## START Input for this task

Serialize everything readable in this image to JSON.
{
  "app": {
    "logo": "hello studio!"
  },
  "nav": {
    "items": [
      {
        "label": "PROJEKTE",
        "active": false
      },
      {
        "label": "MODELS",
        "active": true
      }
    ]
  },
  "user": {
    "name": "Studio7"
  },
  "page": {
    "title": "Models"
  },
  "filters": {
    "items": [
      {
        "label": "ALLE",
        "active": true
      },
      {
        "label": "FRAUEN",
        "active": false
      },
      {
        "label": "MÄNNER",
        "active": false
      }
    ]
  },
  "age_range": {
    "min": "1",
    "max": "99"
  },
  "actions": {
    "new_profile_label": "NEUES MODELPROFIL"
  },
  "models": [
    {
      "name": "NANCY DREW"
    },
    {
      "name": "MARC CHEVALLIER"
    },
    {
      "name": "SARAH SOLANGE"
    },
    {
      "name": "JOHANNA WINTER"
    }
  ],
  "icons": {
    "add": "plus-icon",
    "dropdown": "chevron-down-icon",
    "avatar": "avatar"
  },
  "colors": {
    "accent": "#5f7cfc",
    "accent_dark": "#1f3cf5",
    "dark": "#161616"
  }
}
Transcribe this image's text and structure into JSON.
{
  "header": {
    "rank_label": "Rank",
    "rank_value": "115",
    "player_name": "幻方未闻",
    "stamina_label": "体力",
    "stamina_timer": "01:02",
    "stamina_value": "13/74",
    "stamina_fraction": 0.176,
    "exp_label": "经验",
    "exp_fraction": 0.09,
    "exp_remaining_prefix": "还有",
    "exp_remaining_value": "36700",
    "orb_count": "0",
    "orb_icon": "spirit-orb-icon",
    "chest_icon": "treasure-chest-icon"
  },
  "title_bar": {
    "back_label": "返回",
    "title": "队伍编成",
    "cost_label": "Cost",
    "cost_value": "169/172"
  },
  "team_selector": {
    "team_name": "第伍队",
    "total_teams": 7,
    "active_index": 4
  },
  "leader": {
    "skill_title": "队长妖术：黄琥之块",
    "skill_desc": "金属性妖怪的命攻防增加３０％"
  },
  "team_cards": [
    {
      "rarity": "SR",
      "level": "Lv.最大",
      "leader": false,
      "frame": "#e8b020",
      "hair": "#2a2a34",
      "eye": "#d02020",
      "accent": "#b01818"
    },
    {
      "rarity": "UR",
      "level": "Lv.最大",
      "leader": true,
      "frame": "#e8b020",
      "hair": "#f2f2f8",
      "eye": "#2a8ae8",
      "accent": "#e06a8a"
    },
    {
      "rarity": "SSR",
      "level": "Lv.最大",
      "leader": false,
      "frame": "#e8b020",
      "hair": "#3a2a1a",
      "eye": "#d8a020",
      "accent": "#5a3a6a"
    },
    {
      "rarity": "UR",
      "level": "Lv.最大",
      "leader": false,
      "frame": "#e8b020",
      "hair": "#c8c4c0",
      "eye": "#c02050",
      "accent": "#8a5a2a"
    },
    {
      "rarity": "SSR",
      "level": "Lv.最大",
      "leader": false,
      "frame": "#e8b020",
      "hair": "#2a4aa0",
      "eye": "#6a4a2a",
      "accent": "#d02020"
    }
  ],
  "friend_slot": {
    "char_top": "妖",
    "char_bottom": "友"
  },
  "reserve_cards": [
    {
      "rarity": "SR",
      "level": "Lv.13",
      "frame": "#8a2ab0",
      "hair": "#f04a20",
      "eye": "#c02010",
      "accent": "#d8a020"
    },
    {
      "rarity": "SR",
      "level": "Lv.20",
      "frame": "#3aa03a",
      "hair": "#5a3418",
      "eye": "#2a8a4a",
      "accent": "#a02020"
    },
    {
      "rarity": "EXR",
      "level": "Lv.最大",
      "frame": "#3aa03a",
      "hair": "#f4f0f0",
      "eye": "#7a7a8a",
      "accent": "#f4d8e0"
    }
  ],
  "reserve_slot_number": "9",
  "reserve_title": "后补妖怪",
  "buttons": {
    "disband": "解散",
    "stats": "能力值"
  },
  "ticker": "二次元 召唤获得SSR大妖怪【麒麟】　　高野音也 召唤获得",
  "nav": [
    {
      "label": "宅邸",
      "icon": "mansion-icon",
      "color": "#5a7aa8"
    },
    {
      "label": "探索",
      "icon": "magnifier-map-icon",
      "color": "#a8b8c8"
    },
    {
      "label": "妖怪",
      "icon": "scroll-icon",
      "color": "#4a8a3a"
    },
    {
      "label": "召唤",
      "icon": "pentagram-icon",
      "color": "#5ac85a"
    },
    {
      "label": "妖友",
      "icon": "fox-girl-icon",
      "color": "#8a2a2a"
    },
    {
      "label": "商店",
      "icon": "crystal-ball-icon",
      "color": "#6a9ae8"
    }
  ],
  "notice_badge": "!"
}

## END Input for this task

Instruction: Repeat all the entries exactly as given.

Complete response:
Serialize everything readable in this image to JSON.
{
  "app": {
    "logo": "hello studio!"
  },
  "nav": {
    "items": [
      {
        "label": "PROJEKTE",
        "active": false
      },
      {
        "label": "MODELS",
        "active": true
      }
    ]
  },
  "user": {
    "name": "Studio7"
  },
  "page": {
    "title": "Models"
  },
  "filters": {
    "items": [
      {
        "label": "ALLE",
        "active": true
      },
      {
        "label": "FRAUEN",
        "active": false
      },
      {
        "label": "MÄNNER",
        "active": false
      }
    ]
  },
  "age_range": {
    "min": "1",
    "max": "99"
  },
  "actions": {
    "new_profile_label": "NEUES MODELPROFIL"
  },
  "models": [
    {
      "name": "NANCY DREW"
    },
    {
      "name": "MARC CHEVALLIER"
    },
    {
      "name": "SARAH SOLANGE"
    },
    {
      "name": "JOHANNA WINTER"
    }
  ],
  "icons": {
    "add": "plus-icon",
    "dropdown": "chevron-down-icon",
    "avatar": "avatar"
  },
  "colors": {
    "accent": "#5f7cfc",
    "accent_dark": "#1f3cf5",
    "dark": "#161616"
  }
}
Transcribe this image's text and structure into JSON.
{
  "header": {
    "rank_label": "Rank",
    "rank_value": "115",
    "player_name": "幻方未闻",
    "stamina_label": "体力",
    "stamina_timer": "01:02",
    "stamina_value": "13/74",
    "stamina_fraction": 0.176,
    "exp_label": "经验",
    "exp_fraction": 0.09,
    "exp_remaining_prefix": "还有",
    "exp_remaining_value": "36700",
    "orb_count": "0",
    "orb_icon": "spirit-orb-icon",
    "chest_icon": "treasure-chest-icon"
  },
  "title_bar": {
    "back_label": "返回",
    "title": "队伍编成",
    "cost_label": "Cost",
    "cost_value": "169/172"
  },
  "team_selector": {
    "team_name": "第伍队",
    "total_teams": 7,
    "active_index": 4
  },
  "leader": {
    "skill_title": "队长妖术：黄琥之块",
    "skill_desc": "金属性妖怪的命攻防增加３０％"
  },
  "team_cards": [
    {
      "rarity": "SR",
      "level": "Lv.最大",
      "leader": false,
      "frame": "#e8b020",
      "hair": "#2a2a34",
      "eye": "#d02020",
      "accent": "#b01818"
    },
    {
      "rarity": "UR",
      "level": "Lv.最大",
      "leader": true,
      "frame": "#e8b020",
      "hair": "#f2f2f8",
      "eye": "#2a8ae8",
      "accent": "#e06a8a"
    },
    {
      "rarity": "SSR",
      "level": "Lv.最大",
      "leader": false,
      "frame": "#e8b020",
      "hair": "#3a2a1a",
      "eye": "#d8a020",
      "accent": "#5a3a6a"
    },
    {
      "rarity": "UR",
      "level": "Lv.最大",
      "leader": false,
      "frame": "#e8b020",
      "hair": "#c8c4c0",
      "eye": "#c02050",
      "accent": "#8a5a2a"
    },
    {
      "rarity": "SSR",
      "level": "Lv.最大",
      "leader": false,
      "frame": "#e8b020",
      "hair": "#2a4aa0",
      "eye": "#6a4a2a",
      "accent": "#d02020"
    }
  ],
  "friend_slot": {
    "char_top": "妖",
    "char_bottom": "友"
  },
  "reserve_cards": [
    {
      "rarity": "SR",
      "level": "Lv.13",
      "frame": "#8a2ab0",
      "hair": "#f04a20",
      "eye": "#c02010",
      "accent": "#d8a020"
    },
    {
      "rarity": "SR",
      "level": "Lv.20",
      "frame": "#3aa03a",
      "hair": "#5a3418",
      "eye": "#2a8a4a",
      "accent": "#a02020"
    },
    {
      "rarity": "EXR",
      "level": "Lv.最大",
      "frame": "#3aa03a",
      "hair": "#f4f0f0",
      "eye": "#7a7a8a",
      "accent": "#f4d8e0"
    }
  ],
  "reserve_slot_number": "9",
  "reserve_title": "后补妖怪",
  "buttons": {
    "disband": "解散",
    "stats": "能力值"
  },
  "ticker": "二次元 召唤获得SSR大妖怪【麒麟】　　高野音也 召唤获得",
  "nav": [
    {
      "label": "宅邸",
      "icon": "mansion-icon",
      "color": "#5a7aa8"
    },
    {
      "label": "探索",
      "icon": "magnifier-map-icon",
      "color": "#a8b8c8"
    },
    {
      "label": "妖怪",
      "icon": "scroll-icon",
      "color": "#4a8a3a"
    },
    {
      "label": "召唤",
      "icon": "pentagram-icon",
      "color": "#5ac85a"
    },
    {
      "label": "妖友",
      "icon": "fox-girl-icon",
      "color": "#8a2a2a"
    },
    {
      "label": "商店",
      "icon": "crystal-ball-icon",
      "color": "#6a9ae8"
    }
  ],
  "notice_badge": "!"
}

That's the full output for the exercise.